*** Entries provided ***

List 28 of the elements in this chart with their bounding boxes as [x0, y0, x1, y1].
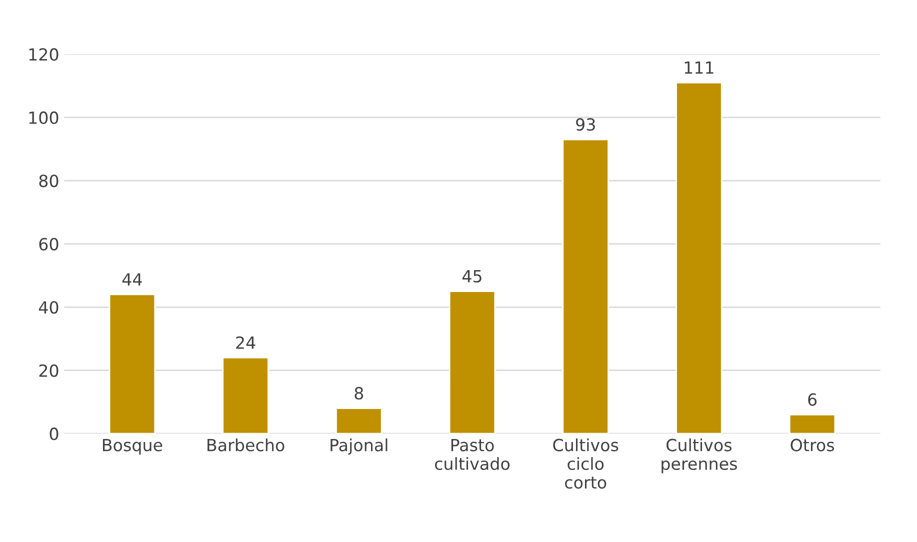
x-tick-label: Otros — [790, 438, 834, 452]
x-tick-label: Cultivos ciclo corto — [553, 438, 618, 489]
x-tick-label: Bosque — [102, 438, 162, 455]
data-label: 8 — [354, 386, 364, 400]
y-tick-label: 60 — [39, 238, 58, 250]
bar — [108, 294, 156, 434]
data-label: 93 — [576, 118, 595, 131]
bar — [336, 408, 382, 434]
data-label: 45 — [462, 270, 482, 283]
data-label: 24 — [236, 336, 256, 349]
bar — [448, 290, 496, 434]
y-tick-label: 120 — [29, 48, 58, 61]
bar — [562, 138, 609, 434]
x-tick-label: Barbecho — [208, 438, 284, 452]
y-tick-label: 100 — [29, 111, 58, 124]
x-tick-label: Pajonal — [330, 438, 388, 455]
y-tick-label: 0 — [50, 428, 58, 440]
y-tick-label: 40 — [38, 301, 58, 314]
x-tick-label: Cultivos perennes — [662, 438, 737, 474]
y-tick-label: 20 — [39, 364, 58, 377]
bar — [676, 82, 722, 434]
x-tick-label: Pasto cultivado — [434, 438, 510, 470]
bar — [788, 414, 836, 434]
y-tick-label: 80 — [39, 174, 58, 188]
data-label: 111 — [684, 61, 714, 74]
bar — [222, 357, 269, 434]
data-label: 44 — [122, 273, 142, 286]
data-label: 6 — [808, 393, 817, 406]
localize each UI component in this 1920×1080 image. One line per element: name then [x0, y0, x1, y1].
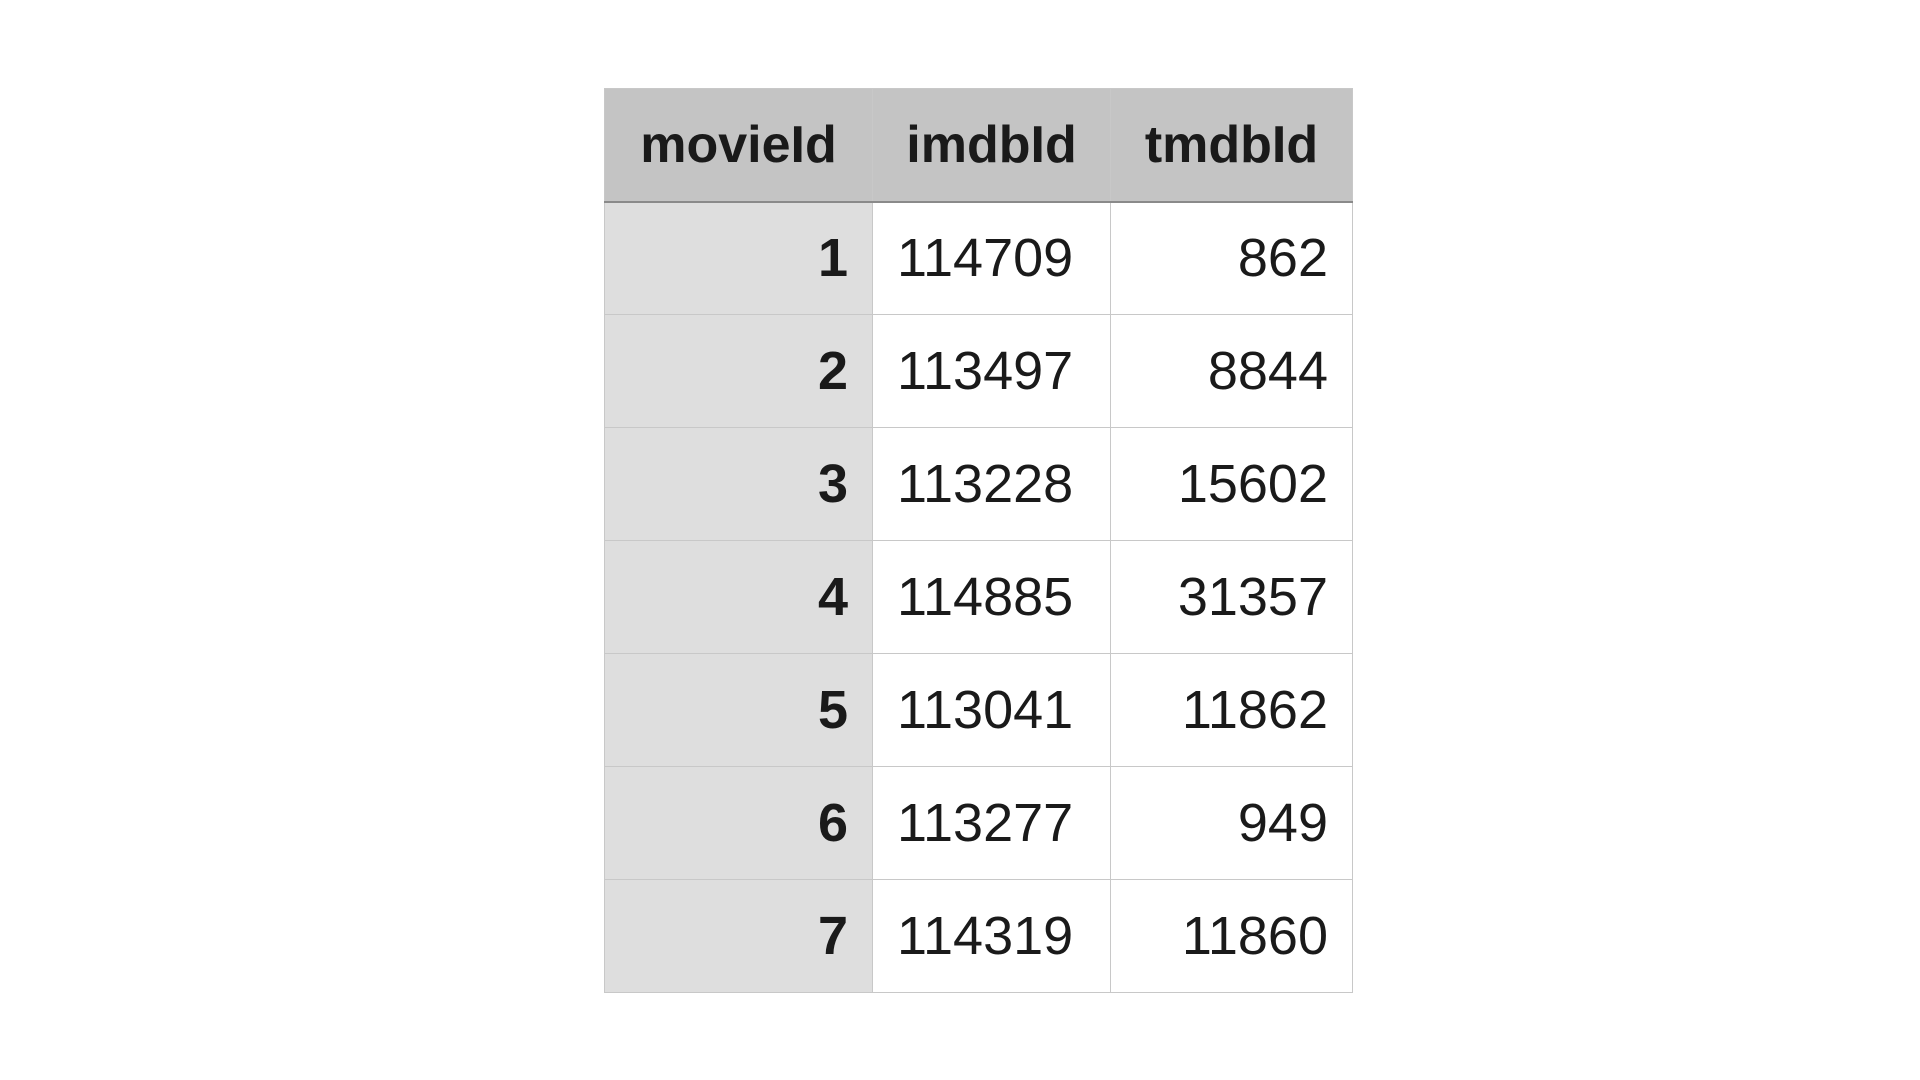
movieid-cell: 2 [604, 314, 873, 428]
imdbid-cell: 113277 [872, 766, 1111, 880]
data-table: movieId imdbId tmdbId 1 114709 862 2 113… [604, 88, 1353, 993]
header-movieid: movieId [604, 88, 873, 203]
tmdbid-cell: 862 [1110, 201, 1353, 315]
imdbid-cell: 114709 [872, 201, 1111, 315]
imdbid-cell: 113497 [872, 314, 1111, 428]
table-row: 5 113041 11862 [604, 653, 1353, 767]
imdbid-cell: 114319 [872, 879, 1111, 993]
header-imdbid: imdbId [872, 88, 1111, 203]
movieid-cell: 1 [604, 201, 873, 315]
table-row: 3 113228 15602 [604, 427, 1353, 541]
table-row: 6 113277 949 [604, 766, 1353, 880]
movieid-cell: 5 [604, 653, 873, 767]
header-row: movieId imdbId tmdbId [604, 88, 1353, 203]
tmdbid-cell: 31357 [1110, 540, 1353, 654]
movieid-cell: 3 [604, 427, 873, 541]
tmdbid-cell: 949 [1110, 766, 1353, 880]
tmdbid-cell: 8844 [1110, 314, 1353, 428]
table-row: 2 113497 8844 [604, 314, 1353, 428]
table-row: 1 114709 862 [604, 201, 1353, 315]
tmdbid-cell: 11862 [1110, 653, 1353, 767]
table-row: 7 114319 11860 [604, 879, 1353, 993]
movieid-cell: 4 [604, 540, 873, 654]
movieid-cell: 6 [604, 766, 873, 880]
imdbid-cell: 113228 [872, 427, 1111, 541]
table-row: 4 114885 31357 [604, 540, 1353, 654]
header-tmdbid: tmdbId [1110, 88, 1353, 203]
movieid-cell: 7 [604, 879, 873, 993]
tmdbid-cell: 11860 [1110, 879, 1353, 993]
tmdbid-cell: 15602 [1110, 427, 1353, 541]
imdbid-cell: 114885 [872, 540, 1111, 654]
imdbid-cell: 113041 [872, 653, 1111, 767]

***

### Set exercise
Can you give every line of the records above as a Markdown table with two columns, Row and Line, numbering the rows and skipping any blank lines? Leave the pictures out of the table.

### Full output
| Row | Line |
|---|---|
| 1 | List 28 of the elements in this chart with their bounding boxes as [x0, y0, x1, y1]. |
| 2 | x-tick-label: Otros — [790, 438, 834, 452] |
| 3 | x-tick-label: Cultivos ciclo corto — [553, 438, 618, 489] |
| 4 | x-tick-label: Bosque — [102, 438, 162, 455] |
| 5 | data-label: 8 — [354, 386, 364, 400] |
| 6 | y-tick-label: 60 — [39, 238, 58, 250] |
| 7 | bar — [108, 294, 156, 434] |
| 8 | data-label: 93 — [576, 118, 595, 131] |
| 9 | bar — [336, 408, 382, 434] |
| 10 | data-label: 45 — [462, 270, 482, 283] |
| 11 | data-label: 24 — [236, 336, 256, 349] |
| 12 | bar — [448, 290, 496, 434] |
| 13 | y-tick-label: 120 — [29, 48, 58, 61] |
| 14 | bar — [562, 138, 609, 434] |
| 15 | x-tick-label: Barbecho — [208, 438, 284, 452] |
| 16 | y-tick-label: 100 — [29, 111, 58, 124] |
| 17 | x-tick-label: Pajonal — [330, 438, 388, 455] |
| 18 | y-tick-label: 0 — [50, 428, 58, 440] |
| 19 | y-tick-label: 40 — [38, 301, 58, 314] |
| 20 | x-tick-label: Cultivos perennes — [662, 438, 737, 474] |
| 21 | y-tick-label: 20 — [39, 364, 58, 377] |
| 22 | bar — [676, 82, 722, 434] |
| 23 | x-tick-label: Pasto cultivado — [434, 438, 510, 470] |
| 24 | bar — [788, 414, 836, 434] |
| 25 | y-tick-label: 80 — [39, 174, 58, 188] |
| 26 | data-label: 111 — [684, 61, 714, 74] |
| 27 | bar — [222, 357, 269, 434] |
| 28 | data-label: 44 — [122, 273, 142, 286] |
| 29 | data-label: 6 — [808, 393, 817, 406] |
| 30 | localize each UI component in this 1920×1080 image. One line per element: name then [x0, y0, x1, y1]. |
| 31 | movieid-cell: 2 [604, 314, 873, 428] |
| 32 | imdbid-cell: 113277 [872, 766, 1111, 880] |
| 33 | data-table: movieId imdbId tmdbId 1 114709 862 2 113… [604, 88, 1353, 993] |
| 34 | header-movieid: movieId [604, 88, 873, 203] |
| 35 | tmdbid-cell: 862 [1110, 201, 1353, 315] |
| 36 | imdbid-cell: 114709 [872, 201, 1111, 315] |
| 37 | imdbid-cell: 113497 [872, 314, 1111, 428] |
| 38 | table-row: 5 113041 11862 [604, 653, 1353, 767] |
| 39 | imdbid-cell: 114319 [872, 879, 1111, 993] |
| 40 | header-imdbid: imdbId [872, 88, 1111, 203] |
| 41 | movieid-cell: 1 [604, 201, 873, 315] |
| 42 | table-row: 3 113228 15602 [604, 427, 1353, 541] |
| 43 | table-row: 6 113277 949 [604, 766, 1353, 880] |
| 44 | movieid-cell: 5 [604, 653, 873, 767] |
| 45 | header-row: movieId imdbId tmdbId [604, 88, 1353, 203] |
| 46 | tmdbid-cell: 31357 [1110, 540, 1353, 654] |
| 47 | movieid-cell: 3 [604, 427, 873, 541] |
| 48 | tmdbid-cell: 949 [1110, 766, 1353, 880] |
| 49 | tmdbid-cell: 8844 [1110, 314, 1353, 428] |
| 50 | table-row: 2 113497 8844 [604, 314, 1353, 428] |
| 51 | table-row: 1 114709 862 [604, 201, 1353, 315] |
| 52 | tmdbid-cell: 11862 [1110, 653, 1353, 767] |
| 53 | table-row: 7 114319 11860 [604, 879, 1353, 993] |
| 54 | movieid-cell: 4 [604, 540, 873, 654] |
| 55 | movieid-cell: 6 [604, 766, 873, 880] |
| 56 | imdbid-cell: 113228 [872, 427, 1111, 541] |
| 57 | table-row: 4 114885 31357 [604, 540, 1353, 654] |
| 58 | header-tmdbid: tmdbId [1110, 88, 1353, 203] |
| 59 | movieid-cell: 7 [604, 879, 873, 993] |
| 60 | tmdbid-cell: 11860 [1110, 879, 1353, 993] |
| 61 | tmdbid-cell: 15602 [1110, 427, 1353, 541] |
| 62 | imdbid-cell: 114885 [872, 540, 1111, 654] |
| 63 | imdbid-cell: 113041 [872, 653, 1111, 767] |